# EXERCISE DESCRIPTION
Each line that holds the word "name" is to be identified and copied.

# SOURCE MATERIAL
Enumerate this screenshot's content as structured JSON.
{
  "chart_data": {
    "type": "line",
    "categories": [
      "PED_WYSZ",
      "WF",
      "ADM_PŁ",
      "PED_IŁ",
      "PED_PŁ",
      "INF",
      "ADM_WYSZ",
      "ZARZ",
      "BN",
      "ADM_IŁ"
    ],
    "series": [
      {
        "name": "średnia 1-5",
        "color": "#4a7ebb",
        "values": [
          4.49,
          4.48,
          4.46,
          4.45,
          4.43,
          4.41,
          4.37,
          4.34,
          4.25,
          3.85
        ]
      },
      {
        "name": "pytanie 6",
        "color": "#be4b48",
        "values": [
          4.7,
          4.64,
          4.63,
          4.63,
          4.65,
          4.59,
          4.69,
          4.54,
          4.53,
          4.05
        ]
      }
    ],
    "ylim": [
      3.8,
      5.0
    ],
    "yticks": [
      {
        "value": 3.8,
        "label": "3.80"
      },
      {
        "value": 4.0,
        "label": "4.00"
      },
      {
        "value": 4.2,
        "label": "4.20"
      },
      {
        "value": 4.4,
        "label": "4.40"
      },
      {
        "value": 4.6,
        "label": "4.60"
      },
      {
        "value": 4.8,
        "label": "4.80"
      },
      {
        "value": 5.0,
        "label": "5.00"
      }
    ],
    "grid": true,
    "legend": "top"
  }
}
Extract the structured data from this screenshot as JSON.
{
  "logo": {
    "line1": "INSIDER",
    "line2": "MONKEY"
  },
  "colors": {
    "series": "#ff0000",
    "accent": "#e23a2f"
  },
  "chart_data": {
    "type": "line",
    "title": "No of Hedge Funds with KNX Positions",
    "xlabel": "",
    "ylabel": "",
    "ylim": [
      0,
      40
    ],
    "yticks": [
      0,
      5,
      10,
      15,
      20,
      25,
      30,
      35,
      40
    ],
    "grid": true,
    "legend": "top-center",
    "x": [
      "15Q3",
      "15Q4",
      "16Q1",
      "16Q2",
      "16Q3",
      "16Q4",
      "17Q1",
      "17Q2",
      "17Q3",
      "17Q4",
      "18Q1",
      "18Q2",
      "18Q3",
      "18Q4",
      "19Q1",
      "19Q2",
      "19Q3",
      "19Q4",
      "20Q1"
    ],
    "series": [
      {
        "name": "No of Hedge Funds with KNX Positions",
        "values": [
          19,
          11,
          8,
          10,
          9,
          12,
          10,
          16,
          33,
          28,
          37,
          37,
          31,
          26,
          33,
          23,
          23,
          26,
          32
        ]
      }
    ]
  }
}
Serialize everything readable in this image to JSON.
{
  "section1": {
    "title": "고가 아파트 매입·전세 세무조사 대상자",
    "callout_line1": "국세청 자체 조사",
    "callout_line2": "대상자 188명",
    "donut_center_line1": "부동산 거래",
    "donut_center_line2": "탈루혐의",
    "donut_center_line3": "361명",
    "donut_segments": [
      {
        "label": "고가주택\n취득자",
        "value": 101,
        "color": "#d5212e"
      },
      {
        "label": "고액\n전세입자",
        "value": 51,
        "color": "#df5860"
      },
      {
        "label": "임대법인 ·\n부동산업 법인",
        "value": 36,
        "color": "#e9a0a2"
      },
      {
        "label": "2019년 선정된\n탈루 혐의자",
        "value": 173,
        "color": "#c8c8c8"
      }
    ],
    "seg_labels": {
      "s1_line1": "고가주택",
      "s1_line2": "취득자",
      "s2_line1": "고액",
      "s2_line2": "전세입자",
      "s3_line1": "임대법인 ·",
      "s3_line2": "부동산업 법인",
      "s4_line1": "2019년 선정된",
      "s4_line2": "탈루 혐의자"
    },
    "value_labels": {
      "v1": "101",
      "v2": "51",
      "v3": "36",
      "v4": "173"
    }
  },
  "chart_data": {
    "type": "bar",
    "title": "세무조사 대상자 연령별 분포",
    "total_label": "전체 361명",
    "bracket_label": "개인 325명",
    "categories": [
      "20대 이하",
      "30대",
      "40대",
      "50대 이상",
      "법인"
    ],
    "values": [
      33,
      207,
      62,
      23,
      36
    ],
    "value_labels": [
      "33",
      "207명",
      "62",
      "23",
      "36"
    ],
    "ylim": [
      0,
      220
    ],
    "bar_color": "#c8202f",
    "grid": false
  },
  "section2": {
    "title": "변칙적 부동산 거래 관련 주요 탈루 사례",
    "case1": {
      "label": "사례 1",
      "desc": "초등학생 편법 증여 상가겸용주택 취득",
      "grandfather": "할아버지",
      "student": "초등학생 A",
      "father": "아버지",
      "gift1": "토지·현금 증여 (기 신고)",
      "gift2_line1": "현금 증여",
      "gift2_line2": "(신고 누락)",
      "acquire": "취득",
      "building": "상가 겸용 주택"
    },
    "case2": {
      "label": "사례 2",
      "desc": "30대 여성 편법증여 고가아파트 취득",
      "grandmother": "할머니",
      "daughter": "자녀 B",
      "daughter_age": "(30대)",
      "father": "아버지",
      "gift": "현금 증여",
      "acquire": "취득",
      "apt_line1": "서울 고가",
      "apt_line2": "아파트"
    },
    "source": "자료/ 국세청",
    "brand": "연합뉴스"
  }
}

# EXERCISE SOLUTION
        "name": "średnia 1-5",
        "name": "pytanie 6",
        "name": "No of Hedge Funds with KNX Positions",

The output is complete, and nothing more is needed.